====== TEKST DO PRZECZYTANIA ======
Citi zwalnia? To doskonale!
- Utworzono: czwartek, 06, grudzień 2012 09:28
W środę wydawało się, że w USA gracze kolejny raz będą musieli zdecydować, czy ważniejsze są dobre nastroje panujące na świecie i niezłe dane makro publikowane w Chinach (indeks PMI dla usług nad poziomem 50 pkt.) oraz w USA, czy polityczne strachy. Okazało się, że nie musieli wybierać, bo dane były niezłe (o czym niżej), a politycy tym razem pomagali bykom. Szkodził im tylko spadek ceny Apple (o tym też niżej).
W sprawie klifu fiskalnego wypowiedział się kolejny raz prezydent Obama. Powiedział, że porozumienie, które rozwiąże problem klifu fiskalnego może być zwarte w ciągu tygodnia. Okazało się też, że nie tylko Tea Party doprowadza do rozłamu wśród Republikanów. Duża ich grupa podpisała list wzywając do kompromisu z Demokratami. W środę sytuacja na tym polu zmieniła się więc diametralnie. I tak może się to zmieniać z dnia na dzień.
Amerykańskie dane makro były generalnie niezłe. Listopadowy indeks ISM dla sektora usług wyniósł 54,7pkt.(oczekiwano spadku z 54,2 na 53,5 pkt.). Raport o październikowych zamówieniach w przemyśle USA był lepszy od oczekiwań. Spodziewano się, że po dużym wzroście we wrześniu zamówienia nie wzrosną, a tymczasem wzrosły o 0,8 proc. m/m.
Gorzej było na rynku pracy. ADP opublikował też swój raport o listopadowej zmianie zatrudnienia w sektorze prywatnym. Spodziewano się, że zatrudnienie wzrośnie o 125 tys. ADP twierdzi, że wzrosło o 118 tys. Gracze czekali na piątkowy, oficjalny raport z rynku pracy, a dane ADP często się od niego różnią, więc dużej reakcji nie było. Poza tym twierdzono, że to huragan Sandy odpowiada za słabe dane. To ważne, bo gdyby w piątek opublikowano tez słabe dane to mogą zostać zlekceważone.
Indeksy giełdowe rozpoczęły sesję od spadku. Powodem był przede wszystkim Apple tracący blisko 5 procent. Podobno powodem spadku było to, że sprzedaż smartfonów w tym kwartale jest gorsza niż rok temu. Jest to nadal (mimo ponad 20 procent spadku w ostatnich miesiącach) bardzo przewartościowana firma. Po 2,5 godzinach handlu indeksy zawróciły.
====== WYCIĄG Z ZAPISÓW ======
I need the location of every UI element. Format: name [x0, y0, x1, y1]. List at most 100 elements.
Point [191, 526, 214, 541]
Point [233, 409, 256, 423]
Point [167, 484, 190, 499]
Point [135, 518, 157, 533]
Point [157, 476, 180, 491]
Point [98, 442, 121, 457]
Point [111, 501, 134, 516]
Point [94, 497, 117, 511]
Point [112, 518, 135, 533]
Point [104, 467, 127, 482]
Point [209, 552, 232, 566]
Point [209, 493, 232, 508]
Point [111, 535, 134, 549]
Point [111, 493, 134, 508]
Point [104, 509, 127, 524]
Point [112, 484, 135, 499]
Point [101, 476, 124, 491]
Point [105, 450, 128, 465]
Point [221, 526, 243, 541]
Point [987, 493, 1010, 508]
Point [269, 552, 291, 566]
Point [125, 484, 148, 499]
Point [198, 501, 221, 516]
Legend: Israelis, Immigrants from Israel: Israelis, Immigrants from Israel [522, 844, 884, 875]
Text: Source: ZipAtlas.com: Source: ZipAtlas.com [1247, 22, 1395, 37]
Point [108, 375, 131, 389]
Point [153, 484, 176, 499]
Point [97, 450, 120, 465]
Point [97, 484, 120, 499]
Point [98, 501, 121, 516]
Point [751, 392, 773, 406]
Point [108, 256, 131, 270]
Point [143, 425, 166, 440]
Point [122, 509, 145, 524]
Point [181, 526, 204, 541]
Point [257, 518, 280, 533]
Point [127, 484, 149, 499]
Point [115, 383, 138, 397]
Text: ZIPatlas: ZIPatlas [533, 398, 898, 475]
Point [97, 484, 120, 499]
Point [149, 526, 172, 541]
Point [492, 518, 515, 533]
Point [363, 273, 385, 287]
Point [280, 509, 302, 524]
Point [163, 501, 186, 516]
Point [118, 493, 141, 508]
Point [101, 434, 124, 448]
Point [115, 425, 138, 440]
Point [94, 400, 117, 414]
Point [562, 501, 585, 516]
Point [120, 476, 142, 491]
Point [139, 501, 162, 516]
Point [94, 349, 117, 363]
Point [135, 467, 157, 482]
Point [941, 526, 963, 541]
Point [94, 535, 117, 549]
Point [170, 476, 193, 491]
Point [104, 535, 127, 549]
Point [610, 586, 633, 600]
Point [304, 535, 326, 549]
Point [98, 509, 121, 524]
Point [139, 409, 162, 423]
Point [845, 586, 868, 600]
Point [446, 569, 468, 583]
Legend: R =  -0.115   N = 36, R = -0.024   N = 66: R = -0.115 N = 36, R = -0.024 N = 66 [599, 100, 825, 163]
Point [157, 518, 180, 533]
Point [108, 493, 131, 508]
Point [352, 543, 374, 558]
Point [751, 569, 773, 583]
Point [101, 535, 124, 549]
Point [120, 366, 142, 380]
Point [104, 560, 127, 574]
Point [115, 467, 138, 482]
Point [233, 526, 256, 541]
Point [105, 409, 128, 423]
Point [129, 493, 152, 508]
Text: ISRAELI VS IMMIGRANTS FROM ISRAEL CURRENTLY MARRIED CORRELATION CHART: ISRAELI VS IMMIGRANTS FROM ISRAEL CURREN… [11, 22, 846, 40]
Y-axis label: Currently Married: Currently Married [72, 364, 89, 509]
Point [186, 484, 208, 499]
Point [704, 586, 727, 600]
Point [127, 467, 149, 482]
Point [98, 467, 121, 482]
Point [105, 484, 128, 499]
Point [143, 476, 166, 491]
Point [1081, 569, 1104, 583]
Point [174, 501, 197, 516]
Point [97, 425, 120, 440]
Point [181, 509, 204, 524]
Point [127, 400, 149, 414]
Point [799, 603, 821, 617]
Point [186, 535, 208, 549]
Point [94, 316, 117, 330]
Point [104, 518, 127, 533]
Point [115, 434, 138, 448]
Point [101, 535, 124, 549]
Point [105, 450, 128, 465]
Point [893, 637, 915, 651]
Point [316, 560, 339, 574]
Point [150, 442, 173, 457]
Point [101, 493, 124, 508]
======
▸ ZADANIA I ĆWICZENIA:
1. Zmień w tekście o amerykańskiej giełdzie wszystko od „Citi zwalnia? To” aż po „tym też niżej).”, zastępując „Apple” przez „Microsoft”.
2. Proszę dopisać ciąg dalszy tekstu o amerykańskiej giełdzie, zaczynając zaraz po jego ostatnim zdaniu.
Pozycje stanowią osobny, niezależny materiał.

▸ ODPOWIEDZI DO ZADAŃ:
1.
Citi zwalnia? To doskonale!
- Utworzono: czwartek, 06, grudzień 2012 09:28
W środę wydawało się, że w USA gracze kolejny raz będą musieli zdecydować, czy ważniejsze są dobre nastroje panujące na świecie i niezłe dane makro publikowane w Chinach (indeks PMI dla usług nad poziomem 50 pkt.) oraz w USA, czy polityczne strachy. Okazało się, że nie musieli wybierać, bo dane były niezłe (o czym niżej), a politycy tym razem pomagali bykom. Szkodził im tylko spadek ceny Microsoft (o tym też niżej).

2.
Zdecydowanie pomagał bykom wzrost ceny Citigroup (oszczędzi na kosztach pracy zwalniając 11 tys. pracowników), za którym poszedł Bank of America. Dlatego bardzo dobrze zachowywał się DJIA, słabiej S&P 500 a najgorzej NASDAQ (wszystko zależało od udziału Apple w indeksach). Pod koniec sesji indeksy zaczęły się osuwać. Widać było, że niepewność jednak na rynku panuje. S&P 500 wzrósł kosmetycznie, a NASDAQ stracił jeden procent (winne Apple). Sytuacja techniczna nie zmieniła się ani na jotę.
W środę poranne nastroje na giełdach zagranicznych pomogły GPW w rozpoczęciu sesji zwyżką. Nadal liderami były KGHM, Pekao, PKO BP i PZU. Z tej czwórki tylko PZU i Pekao utrzymały do końca sesji pozycje lidera. Rewelacyjne był PZU bijące kolejny rekord wszech czasów. Jednak po półtorej godzinie osuwające się indeksy na innych giełdach europejskich doprowadziły do osuwania również w Polsce. Nie było to jednak nic poważnego. WIG20 trzymał się blisko poziomu o pół procent wyższego od wtorkowego zamknięcia.
Po pobudce w USA i po publikacji danych z amerykańskiego rynku pracy indeks zaczął się osuwać i dotknął poziomu neutralnego. Potem jednak, mimo tego, że początek sesji w USA był bardzo słaby, WIG20 ruszył na północ kończąc dzień zwyżką o 0,46 proc. i oddalając się od pokonanego w poniedziałek oporu.
Piotr Kuczyński
Główny Analityk
Dom Inwestycyjny Xelion
Opracowanie własne na podstawie danych opublikowanych w serwisach www.reuters.com, www.bloomberg.com, www.macronext.com, www.marketwatch.com, www.news.google.com, www.ft.com, www.bankier.pl, www.pb.pl, przy założeniu, iż powyższe dane są prawidłowe, pełne i nie wprowadzające w błąd, jednakże nie były one niezależnie zweryfikowane. Opracowanie ma charakter ogólny i nie może stanowić wyłącznej podstawy do podjęcia jakiejkolwiek decyzji inwestycyjnej przez jego odbiorcę.
Przedmiotowe opracowanie nie może być interpretowane jako rekomendacja Domu Inwestycyjnego Xelion Sp. z o.o. w rozumieniu art. 76 z dnia 29 lipca 2005 roku o obrocie instrumentami finansowymi. Dom Inwestycyjny Xelion Sp. z o.o. ani autor nie ponoszą odpowiedzialności za następstwa decyzji inwestycyjnych podjętych na podstawie informacji i opinii zawartych w niniejszym opracowaniu, o ile przy ich sporządzaniu dołożono należytej staranności.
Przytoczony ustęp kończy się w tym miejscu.